# Your goal:
Count each line below that has "الأراضي" anywhere in it. Answer with the total alone.
— begin —
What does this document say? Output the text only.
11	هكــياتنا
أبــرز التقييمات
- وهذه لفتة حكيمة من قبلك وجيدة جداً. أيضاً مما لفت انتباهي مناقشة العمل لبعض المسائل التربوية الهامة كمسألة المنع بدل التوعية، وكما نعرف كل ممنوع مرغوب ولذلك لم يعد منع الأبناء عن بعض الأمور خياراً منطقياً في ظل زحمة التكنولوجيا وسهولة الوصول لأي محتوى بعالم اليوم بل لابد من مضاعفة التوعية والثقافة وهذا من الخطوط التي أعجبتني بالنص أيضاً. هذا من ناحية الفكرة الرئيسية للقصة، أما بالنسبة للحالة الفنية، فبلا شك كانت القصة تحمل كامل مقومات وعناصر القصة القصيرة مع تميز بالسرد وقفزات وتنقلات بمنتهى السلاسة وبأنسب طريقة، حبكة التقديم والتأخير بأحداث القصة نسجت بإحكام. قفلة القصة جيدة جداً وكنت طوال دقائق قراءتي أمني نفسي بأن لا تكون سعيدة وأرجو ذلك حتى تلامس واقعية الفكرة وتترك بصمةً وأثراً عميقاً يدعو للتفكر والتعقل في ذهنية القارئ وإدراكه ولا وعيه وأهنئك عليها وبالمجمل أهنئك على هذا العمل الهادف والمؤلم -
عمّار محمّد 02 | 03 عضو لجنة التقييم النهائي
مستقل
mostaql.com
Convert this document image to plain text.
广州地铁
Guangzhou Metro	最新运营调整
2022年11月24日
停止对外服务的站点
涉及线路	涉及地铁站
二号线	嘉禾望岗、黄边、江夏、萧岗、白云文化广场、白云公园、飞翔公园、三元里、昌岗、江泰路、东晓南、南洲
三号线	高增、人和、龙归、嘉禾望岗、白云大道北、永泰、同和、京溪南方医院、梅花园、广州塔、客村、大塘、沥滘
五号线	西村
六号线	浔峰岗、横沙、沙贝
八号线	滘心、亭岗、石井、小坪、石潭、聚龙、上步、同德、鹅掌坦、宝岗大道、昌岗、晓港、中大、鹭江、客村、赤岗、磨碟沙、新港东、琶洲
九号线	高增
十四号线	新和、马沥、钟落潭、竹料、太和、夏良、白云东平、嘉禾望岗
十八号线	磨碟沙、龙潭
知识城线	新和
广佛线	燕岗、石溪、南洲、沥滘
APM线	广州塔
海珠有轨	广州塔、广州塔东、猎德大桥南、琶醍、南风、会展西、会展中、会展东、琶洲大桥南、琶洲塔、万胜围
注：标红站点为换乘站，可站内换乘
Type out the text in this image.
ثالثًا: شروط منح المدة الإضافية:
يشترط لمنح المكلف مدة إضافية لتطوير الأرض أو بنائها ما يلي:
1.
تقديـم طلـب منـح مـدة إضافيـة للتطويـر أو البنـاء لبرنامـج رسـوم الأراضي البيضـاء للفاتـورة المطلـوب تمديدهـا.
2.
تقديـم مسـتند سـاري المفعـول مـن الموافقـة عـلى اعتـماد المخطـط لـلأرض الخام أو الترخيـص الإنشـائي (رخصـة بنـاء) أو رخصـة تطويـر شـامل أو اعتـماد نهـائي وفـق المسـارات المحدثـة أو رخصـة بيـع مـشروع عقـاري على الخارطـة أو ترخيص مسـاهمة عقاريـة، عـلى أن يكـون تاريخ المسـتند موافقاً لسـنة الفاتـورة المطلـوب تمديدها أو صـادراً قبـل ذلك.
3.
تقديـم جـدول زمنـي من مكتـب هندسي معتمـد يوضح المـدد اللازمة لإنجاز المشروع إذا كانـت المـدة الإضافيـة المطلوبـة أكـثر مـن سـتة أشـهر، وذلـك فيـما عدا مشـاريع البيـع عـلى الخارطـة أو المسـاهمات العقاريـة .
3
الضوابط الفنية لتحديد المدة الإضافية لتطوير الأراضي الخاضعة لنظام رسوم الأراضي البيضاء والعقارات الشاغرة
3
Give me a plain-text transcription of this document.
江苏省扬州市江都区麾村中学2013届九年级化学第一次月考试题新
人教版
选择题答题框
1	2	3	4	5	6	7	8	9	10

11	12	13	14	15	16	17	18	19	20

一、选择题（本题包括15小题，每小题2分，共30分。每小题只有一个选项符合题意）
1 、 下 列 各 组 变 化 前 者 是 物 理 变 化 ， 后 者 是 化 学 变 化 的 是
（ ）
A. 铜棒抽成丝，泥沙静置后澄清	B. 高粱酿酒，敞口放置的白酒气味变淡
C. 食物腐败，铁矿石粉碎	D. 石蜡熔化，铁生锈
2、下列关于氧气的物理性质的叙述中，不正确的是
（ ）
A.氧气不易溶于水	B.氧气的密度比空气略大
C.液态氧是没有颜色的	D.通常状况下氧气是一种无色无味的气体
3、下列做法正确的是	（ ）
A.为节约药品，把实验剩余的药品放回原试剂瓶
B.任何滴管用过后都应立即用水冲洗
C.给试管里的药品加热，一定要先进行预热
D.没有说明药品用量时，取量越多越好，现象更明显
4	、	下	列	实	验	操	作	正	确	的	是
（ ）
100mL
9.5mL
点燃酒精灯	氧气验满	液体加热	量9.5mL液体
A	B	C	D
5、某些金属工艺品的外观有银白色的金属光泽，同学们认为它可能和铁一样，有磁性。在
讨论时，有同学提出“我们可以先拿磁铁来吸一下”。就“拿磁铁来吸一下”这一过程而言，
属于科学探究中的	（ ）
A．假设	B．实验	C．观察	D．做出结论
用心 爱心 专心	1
— end —
# Expected output:
2